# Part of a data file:
......

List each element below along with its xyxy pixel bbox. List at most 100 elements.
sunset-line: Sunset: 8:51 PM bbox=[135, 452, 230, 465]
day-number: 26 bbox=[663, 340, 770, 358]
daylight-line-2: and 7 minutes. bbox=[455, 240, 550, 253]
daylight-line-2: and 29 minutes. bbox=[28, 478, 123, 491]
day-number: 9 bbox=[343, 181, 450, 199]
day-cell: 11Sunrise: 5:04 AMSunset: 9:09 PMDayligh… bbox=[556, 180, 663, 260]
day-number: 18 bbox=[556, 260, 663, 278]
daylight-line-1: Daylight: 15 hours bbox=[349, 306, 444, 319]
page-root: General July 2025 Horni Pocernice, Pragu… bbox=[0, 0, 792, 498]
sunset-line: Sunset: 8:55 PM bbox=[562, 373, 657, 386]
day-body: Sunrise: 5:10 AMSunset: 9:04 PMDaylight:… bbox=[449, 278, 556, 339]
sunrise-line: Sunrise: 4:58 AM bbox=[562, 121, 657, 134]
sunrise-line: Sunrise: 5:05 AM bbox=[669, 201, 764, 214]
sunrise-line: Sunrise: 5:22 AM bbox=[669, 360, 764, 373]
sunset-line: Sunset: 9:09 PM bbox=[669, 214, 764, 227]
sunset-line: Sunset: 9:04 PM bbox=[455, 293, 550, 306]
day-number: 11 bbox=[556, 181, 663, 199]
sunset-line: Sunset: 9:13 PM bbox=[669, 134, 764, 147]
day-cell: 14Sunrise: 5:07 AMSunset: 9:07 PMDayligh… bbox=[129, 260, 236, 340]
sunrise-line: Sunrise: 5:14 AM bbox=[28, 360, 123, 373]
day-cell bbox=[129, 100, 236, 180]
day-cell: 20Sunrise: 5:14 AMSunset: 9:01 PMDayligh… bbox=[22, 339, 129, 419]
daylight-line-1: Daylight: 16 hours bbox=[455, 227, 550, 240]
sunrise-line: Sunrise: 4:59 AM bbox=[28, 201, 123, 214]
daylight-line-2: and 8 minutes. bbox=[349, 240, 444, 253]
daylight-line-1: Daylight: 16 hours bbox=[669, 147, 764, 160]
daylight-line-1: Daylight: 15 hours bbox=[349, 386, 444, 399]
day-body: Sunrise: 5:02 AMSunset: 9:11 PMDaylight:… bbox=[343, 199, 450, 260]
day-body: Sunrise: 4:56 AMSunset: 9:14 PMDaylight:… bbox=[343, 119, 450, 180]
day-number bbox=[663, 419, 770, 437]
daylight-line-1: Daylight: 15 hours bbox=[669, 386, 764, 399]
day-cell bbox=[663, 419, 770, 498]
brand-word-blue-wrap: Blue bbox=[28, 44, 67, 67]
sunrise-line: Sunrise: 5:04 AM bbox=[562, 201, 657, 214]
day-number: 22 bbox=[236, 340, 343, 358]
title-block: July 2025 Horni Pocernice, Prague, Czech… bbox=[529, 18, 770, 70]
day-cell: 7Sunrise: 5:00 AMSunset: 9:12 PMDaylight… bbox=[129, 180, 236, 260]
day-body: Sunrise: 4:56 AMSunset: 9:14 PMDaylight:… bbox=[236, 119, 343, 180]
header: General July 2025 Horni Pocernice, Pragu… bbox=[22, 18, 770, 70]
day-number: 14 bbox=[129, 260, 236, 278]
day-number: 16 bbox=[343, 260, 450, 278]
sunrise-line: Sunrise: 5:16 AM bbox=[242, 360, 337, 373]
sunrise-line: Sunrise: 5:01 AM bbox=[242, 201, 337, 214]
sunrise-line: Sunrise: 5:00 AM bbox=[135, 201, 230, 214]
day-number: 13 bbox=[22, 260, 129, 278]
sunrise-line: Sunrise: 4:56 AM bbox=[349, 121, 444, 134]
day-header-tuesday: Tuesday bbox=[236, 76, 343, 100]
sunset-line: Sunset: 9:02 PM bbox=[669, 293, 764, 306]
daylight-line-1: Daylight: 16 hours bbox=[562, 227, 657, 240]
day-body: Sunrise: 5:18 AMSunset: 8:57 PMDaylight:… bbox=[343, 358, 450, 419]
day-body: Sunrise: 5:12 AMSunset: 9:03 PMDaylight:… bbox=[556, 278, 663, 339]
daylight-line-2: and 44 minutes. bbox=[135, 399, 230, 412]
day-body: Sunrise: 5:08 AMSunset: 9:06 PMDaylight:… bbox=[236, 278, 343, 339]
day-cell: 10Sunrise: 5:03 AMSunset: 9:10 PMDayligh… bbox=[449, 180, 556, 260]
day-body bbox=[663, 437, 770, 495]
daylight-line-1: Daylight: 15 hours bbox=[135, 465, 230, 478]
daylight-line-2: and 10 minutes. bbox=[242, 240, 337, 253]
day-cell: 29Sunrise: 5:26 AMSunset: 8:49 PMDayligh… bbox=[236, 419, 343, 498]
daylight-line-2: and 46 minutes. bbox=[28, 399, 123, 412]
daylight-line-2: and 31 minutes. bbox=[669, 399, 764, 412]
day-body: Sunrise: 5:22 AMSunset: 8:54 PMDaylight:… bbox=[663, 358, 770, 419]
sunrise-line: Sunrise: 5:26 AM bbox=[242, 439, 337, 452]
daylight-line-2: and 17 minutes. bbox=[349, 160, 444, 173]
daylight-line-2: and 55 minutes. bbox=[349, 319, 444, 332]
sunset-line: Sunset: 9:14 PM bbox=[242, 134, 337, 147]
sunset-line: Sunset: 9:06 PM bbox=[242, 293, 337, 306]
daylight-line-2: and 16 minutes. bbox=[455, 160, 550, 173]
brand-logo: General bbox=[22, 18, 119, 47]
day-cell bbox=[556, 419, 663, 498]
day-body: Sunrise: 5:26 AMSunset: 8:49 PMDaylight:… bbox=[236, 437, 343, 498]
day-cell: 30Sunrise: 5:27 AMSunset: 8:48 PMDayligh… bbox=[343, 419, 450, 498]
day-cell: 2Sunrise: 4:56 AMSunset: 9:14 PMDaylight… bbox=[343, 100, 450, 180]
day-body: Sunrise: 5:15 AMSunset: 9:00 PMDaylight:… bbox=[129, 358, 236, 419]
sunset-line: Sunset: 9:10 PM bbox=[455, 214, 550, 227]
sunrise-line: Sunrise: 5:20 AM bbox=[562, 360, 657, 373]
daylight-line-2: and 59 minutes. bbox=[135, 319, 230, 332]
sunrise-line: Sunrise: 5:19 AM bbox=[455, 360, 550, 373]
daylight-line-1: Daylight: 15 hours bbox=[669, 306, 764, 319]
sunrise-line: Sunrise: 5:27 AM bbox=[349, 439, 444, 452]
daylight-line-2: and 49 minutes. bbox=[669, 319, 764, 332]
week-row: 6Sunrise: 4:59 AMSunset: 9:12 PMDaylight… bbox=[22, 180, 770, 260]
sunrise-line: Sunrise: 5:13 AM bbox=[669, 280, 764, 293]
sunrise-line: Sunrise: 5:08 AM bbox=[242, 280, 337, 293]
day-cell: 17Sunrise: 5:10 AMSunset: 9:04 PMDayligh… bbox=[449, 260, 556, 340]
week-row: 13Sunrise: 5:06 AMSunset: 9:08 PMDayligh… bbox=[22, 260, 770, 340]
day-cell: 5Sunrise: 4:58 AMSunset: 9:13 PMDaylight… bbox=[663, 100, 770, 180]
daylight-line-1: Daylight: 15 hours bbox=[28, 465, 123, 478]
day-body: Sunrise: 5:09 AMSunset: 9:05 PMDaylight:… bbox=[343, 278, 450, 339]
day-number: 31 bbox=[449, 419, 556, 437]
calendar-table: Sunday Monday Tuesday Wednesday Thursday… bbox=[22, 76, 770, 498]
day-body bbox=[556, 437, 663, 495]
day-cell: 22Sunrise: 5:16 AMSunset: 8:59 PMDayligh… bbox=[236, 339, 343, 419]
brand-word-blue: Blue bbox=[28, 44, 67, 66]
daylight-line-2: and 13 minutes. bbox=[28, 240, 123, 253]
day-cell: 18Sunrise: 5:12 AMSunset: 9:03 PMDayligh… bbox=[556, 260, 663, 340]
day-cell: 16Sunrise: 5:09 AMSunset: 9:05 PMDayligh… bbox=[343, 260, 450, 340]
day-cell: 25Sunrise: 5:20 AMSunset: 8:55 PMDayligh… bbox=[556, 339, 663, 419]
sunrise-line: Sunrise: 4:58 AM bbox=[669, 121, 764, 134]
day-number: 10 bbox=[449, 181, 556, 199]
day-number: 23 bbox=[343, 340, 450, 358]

......

# Aim of the exercise:
Copy the material from its start through the line with "sunset-line: Sunset: 8:55", using "date-number" in place of "day-number" and changing nothing else.

# Exercise result:
List each element below along with its xyxy pixel bbox. List at most 100 elements.
sunset-line: Sunset: 8:51 PM bbox=[135, 452, 230, 465]
date-number: 26 bbox=[663, 340, 770, 358]
daylight-line-2: and 7 minutes. bbox=[455, 240, 550, 253]
daylight-line-2: and 29 minutes. bbox=[28, 478, 123, 491]
date-number: 9 bbox=[343, 181, 450, 199]
day-cell: 11Sunrise: 5:04 AMSunset: 9:09 PMDayligh… bbox=[556, 180, 663, 260]
date-number: 18 bbox=[556, 260, 663, 278]
daylight-line-1: Daylight: 15 hours bbox=[349, 306, 444, 319]
page-root: General July 2025 Horni Pocernice, Pragu… bbox=[0, 0, 792, 498]
sunset-line: Sunset: 8:55 PM bbox=[562, 373, 657, 386]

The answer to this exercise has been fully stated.